## Objective
Wherever a line holds the word "name", copy that line out.

## Items
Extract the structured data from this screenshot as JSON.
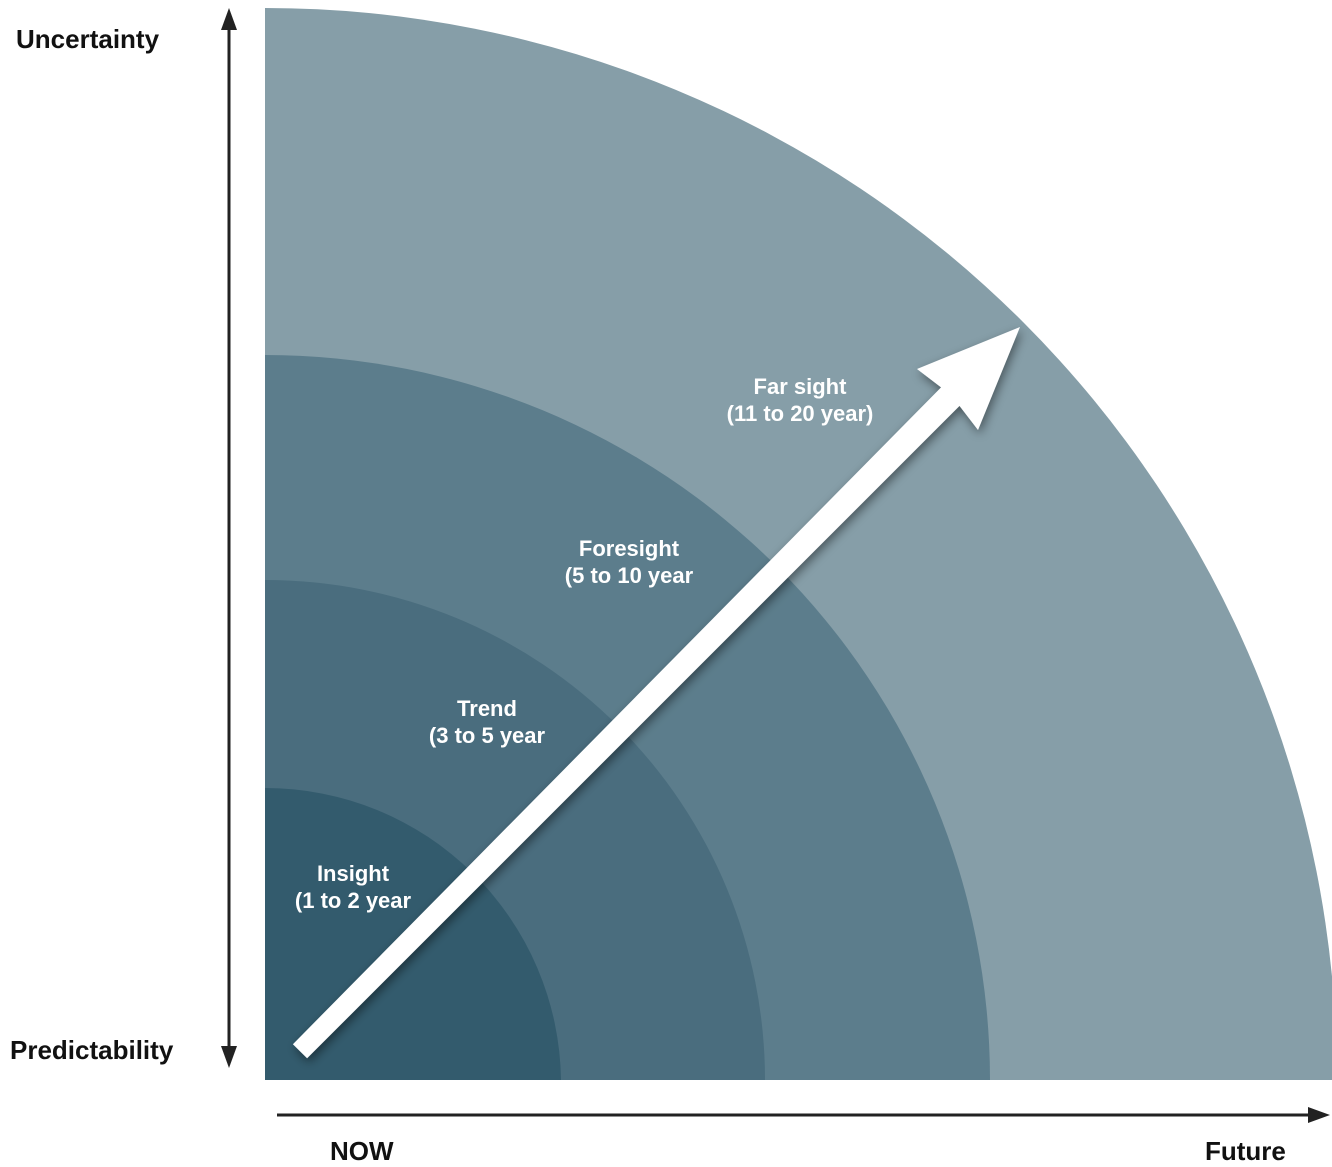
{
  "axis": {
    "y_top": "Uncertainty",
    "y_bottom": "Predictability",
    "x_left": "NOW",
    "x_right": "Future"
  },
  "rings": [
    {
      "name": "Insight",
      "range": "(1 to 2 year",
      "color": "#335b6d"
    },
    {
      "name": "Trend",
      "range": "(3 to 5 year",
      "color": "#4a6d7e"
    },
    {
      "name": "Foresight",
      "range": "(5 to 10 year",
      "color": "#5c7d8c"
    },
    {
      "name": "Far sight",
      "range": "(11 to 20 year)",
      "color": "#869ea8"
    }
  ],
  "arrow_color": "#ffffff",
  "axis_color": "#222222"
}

## Expected answer
      "name": "Insight",
      "name": "Trend",
      "name": "Foresight",
      "name": "Far sight",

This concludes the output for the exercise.